### Exercise goal
Here are some records; return them all exactly.

### Material for this exercise
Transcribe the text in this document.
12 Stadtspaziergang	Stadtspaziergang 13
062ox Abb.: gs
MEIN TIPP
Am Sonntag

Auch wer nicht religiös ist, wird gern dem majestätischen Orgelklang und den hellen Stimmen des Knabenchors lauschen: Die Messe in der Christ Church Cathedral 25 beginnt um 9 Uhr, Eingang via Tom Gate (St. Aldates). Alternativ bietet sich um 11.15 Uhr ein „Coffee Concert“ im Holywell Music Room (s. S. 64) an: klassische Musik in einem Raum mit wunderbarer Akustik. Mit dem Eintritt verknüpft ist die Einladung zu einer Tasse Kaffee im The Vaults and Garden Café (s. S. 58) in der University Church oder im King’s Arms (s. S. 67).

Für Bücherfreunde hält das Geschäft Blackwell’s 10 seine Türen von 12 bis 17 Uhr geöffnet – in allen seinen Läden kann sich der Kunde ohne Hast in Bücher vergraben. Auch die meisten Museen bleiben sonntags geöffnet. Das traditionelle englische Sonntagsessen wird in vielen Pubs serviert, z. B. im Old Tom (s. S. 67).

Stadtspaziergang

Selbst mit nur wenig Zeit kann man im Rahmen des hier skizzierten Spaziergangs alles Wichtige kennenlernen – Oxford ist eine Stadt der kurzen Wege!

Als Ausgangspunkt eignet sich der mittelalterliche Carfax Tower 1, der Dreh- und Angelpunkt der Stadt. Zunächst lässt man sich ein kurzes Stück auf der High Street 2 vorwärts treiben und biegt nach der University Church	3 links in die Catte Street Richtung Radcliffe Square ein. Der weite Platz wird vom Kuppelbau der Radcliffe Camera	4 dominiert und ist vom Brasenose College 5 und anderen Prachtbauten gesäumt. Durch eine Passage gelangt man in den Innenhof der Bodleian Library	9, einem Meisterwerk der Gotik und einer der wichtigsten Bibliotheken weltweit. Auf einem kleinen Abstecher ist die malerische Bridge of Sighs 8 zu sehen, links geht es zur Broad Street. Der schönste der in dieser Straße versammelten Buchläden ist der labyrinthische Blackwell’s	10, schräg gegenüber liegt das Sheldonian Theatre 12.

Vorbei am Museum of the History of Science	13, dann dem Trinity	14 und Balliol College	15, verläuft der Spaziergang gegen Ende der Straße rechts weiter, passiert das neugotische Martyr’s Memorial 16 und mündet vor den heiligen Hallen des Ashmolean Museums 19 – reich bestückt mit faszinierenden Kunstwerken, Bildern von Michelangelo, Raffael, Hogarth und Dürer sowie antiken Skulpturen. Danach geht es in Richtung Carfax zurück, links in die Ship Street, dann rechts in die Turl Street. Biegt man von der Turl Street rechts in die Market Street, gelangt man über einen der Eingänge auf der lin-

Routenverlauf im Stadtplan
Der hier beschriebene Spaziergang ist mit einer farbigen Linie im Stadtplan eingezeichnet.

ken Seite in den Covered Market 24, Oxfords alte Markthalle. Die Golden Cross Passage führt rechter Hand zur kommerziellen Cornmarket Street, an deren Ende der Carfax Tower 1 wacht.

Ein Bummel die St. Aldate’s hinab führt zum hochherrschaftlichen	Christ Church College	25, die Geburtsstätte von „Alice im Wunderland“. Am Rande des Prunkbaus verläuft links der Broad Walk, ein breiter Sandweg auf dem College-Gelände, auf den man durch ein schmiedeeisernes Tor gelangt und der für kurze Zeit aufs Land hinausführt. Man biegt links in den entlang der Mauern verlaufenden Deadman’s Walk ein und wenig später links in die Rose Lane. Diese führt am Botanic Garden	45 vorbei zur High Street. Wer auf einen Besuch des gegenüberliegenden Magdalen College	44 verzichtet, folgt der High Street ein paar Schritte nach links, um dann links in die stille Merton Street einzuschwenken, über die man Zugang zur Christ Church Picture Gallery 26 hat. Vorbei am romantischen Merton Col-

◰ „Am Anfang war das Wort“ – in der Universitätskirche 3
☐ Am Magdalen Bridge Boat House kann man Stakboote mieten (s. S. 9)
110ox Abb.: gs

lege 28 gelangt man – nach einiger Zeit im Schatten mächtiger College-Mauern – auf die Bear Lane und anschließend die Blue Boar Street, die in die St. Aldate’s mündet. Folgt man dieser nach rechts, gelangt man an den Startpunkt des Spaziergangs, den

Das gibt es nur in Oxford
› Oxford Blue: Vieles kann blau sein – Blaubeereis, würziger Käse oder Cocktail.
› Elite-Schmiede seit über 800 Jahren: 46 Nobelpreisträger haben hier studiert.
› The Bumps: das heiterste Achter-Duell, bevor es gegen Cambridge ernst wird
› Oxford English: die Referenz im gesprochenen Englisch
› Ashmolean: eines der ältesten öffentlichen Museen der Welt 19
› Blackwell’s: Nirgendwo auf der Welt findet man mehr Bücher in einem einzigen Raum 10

### Answer to this exercise
Transcribe the text in this document.
12 Stadtspaziergang	Stadtspaziergang 13
062ox Abb.: gs
MEIN TIPP
Am Sonntag

Auch wer nicht religiös ist, wird gern dem majestätischen Orgelklang und den hellen Stimmen des Knabenchors lauschen: Die Messe in der Christ Church Cathedral 25 beginnt um 9 Uhr, Eingang via Tom Gate (St. Aldates). Alternativ bietet sich um 11.15 Uhr ein „Coffee Concert“ im Holywell Music Room (s. S. 64) an: klassische Musik in einem Raum mit wunderbarer Akustik. Mit dem Eintritt verknüpft ist die Einladung zu einer Tasse Kaffee im The Vaults and Garden Café (s. S. 58) in der University Church oder im King’s Arms (s. S. 67).

Für Bücherfreunde hält das Geschäft Blackwell’s 10 seine Türen von 12 bis 17 Uhr geöffnet – in allen seinen Läden kann sich der Kunde ohne Hast in Bücher vergraben. Auch die meisten Museen bleiben sonntags geöffnet. Das traditionelle englische Sonntagsessen wird in vielen Pubs serviert, z. B. im Old Tom (s. S. 67).

Stadtspaziergang

Selbst mit nur wenig Zeit kann man im Rahmen des hier skizzierten Spaziergangs alles Wichtige kennenlernen – Oxford ist eine Stadt der kurzen Wege!

Als Ausgangspunkt eignet sich der mittelalterliche Carfax Tower 1, der Dreh- und Angelpunkt der Stadt. Zunächst lässt man sich ein kurzes Stück auf der High Street 2 vorwärts treiben und biegt nach der University Church	3 links in die Catte Street Richtung Radcliffe Square ein. Der weite Platz wird vom Kuppelbau der Radcliffe Camera	4 dominiert und ist vom Brasenose College 5 und anderen Prachtbauten gesäumt. Durch eine Passage gelangt man in den Innenhof der Bodleian Library	9, einem Meisterwerk der Gotik und einer der wichtigsten Bibliotheken weltweit. Auf einem kleinen Abstecher ist die malerische Bridge of Sighs 8 zu sehen, links geht es zur Broad Street. Der schönste der in dieser Straße versammelten Buchläden ist der labyrinthische Blackwell’s	10, schräg gegenüber liegt das Sheldonian Theatre 12.

Vorbei am Museum of the History of Science	13, dann dem Trinity	14 und Balliol College	15, verläuft der Spaziergang gegen Ende der Straße rechts weiter, passiert das neugotische Martyr’s Memorial 16 und mündet vor den heiligen Hallen des Ashmolean Museums 19 – reich bestückt mit faszinierenden Kunstwerken, Bildern von Michelangelo, Raffael, Hogarth und Dürer sowie antiken Skulpturen. Danach geht es in Richtung Carfax zurück, links in die Ship Street, dann rechts in die Turl Street. Biegt man von der Turl Street rechts in die Market Street, gelangt man über einen der Eingänge auf der lin-

Routenverlauf im Stadtplan
Der hier beschriebene Spaziergang ist mit einer farbigen Linie im Stadtplan eingezeichnet.

ken Seite in den Covered Market 24, Oxfords alte Markthalle. Die Golden Cross Passage führt rechter Hand zur kommerziellen Cornmarket Street, an deren Ende der Carfax Tower 1 wacht.

Ein Bummel die St. Aldate’s hinab führt zum hochherrschaftlichen	Christ Church College	25, die Geburtsstätte von „Alice im Wunderland“. Am Rande des Prunkbaus verläuft links der Broad Walk, ein breiter Sandweg auf dem College-Gelände, auf den man durch ein schmiedeeisernes Tor gelangt und der für kurze Zeit aufs Land hinausführt. Man biegt links in den entlang der Mauern verlaufenden Deadman’s Walk ein und wenig später links in die Rose Lane. Diese führt am Botanic Garden	45 vorbei zur High Street. Wer auf einen Besuch des gegenüberliegenden Magdalen College	44 verzichtet, folgt der High Street ein paar Schritte nach links, um dann links in die stille Merton Street einzuschwenken, über die man Zugang zur Christ Church Picture Gallery 26 hat. Vorbei am romantischen Merton Col-

◰ „Am Anfang war das Wort“ – in der Universitätskirche 3
☐ Am Magdalen Bridge Boat House kann man Stakboote mieten (s. S. 9)
110ox Abb.: gs

lege 28 gelangt man – nach einiger Zeit im Schatten mächtiger College-Mauern – auf die Bear Lane und anschließend die Blue Boar Street, die in die St. Aldate’s mündet. Folgt man dieser nach rechts, gelangt man an den Startpunkt des Spaziergangs, den

Das gibt es nur in Oxford
› Oxford Blue: Vieles kann blau sein – Blaubeereis, würziger Käse oder Cocktail.
› Elite-Schmiede seit über 800 Jahren: 46 Nobelpreisträger haben hier studiert.
› The Bumps: das heiterste Achter-Duell, bevor es gegen Cambridge ernst wird
› Oxford English: die Referenz im gesprochenen Englisch
› Ashmolean: eines der ältesten öffentlichen Museen der Welt 19
› Blackwell’s: Nirgendwo auf der Welt findet man mehr Bücher in einem einzigen Raum 10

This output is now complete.